EXCERPTED TEXT –

I can't quite tell the intended purpose (liturgical v. devotional), but it seems this could have a broader application:
"Misulia generated Operation Let the Fire Fall (www.oltff.com), which provides tools for the 200 chaplains serving more than 1 million Catholic military personnel overseas.
A 'Firebox' includes speakers, an iPod and a music-loaded website for Catholic military chaplains to enhance services and equip lay ministers to conduct Catholic lay services."
It is forbidden at the liturgy. A number of documents address this issue including Musica Sacrae and the mandate of the USCCB in STL. I worked on a project similar to this in the late 80s and early 90s and I canned it (pun intended) because when I learned what the church desires, I could not in good conscience move forward. The church elects to have unaccompanied singing as opposed to canned tracks. This is because the worship of God is supposed to rise directly from the hearts of men (that means women too).
I'm of two minds on this. On one hand, given battlefield conditions, something like this should be indulted. On the other, it hasn't been, so far as I know, and it does set a very bad precedent. I guess this is one time when I'm really glad I'm not a member of the Church hierarchy and don't have to make that decision.

MATERIAL –
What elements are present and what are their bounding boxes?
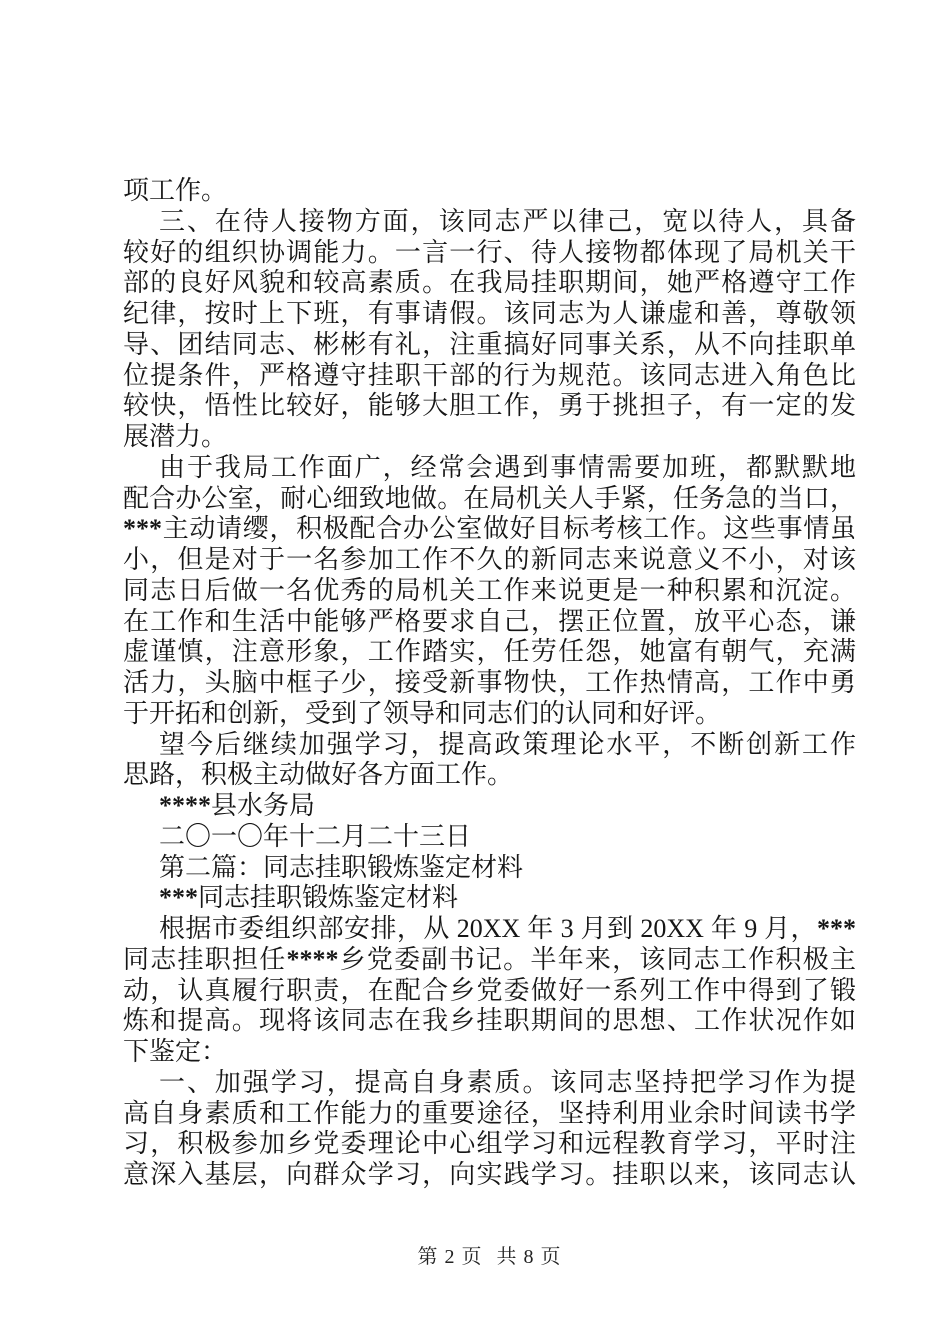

STATED EXERCISE –
Please reproduce the passage from the excerpted text above verbatim, between "It is forbidden" and "means women too).", inclusive.

TASK RESULT –
It is forbidden at the liturgy. A number of documents address this issue including Musica Sacrae and the mandate of the USCCB in STL. I worked on a project similar to this in the late 80s and early 90s and I canned it (pun intended) because when I learned what the church desires, I could not in good conscience move forward. The church elects to have unaccompanied singing as opposed to canned tracks. This is because the worship of God is supposed to rise directly from the hearts of men (that means women too).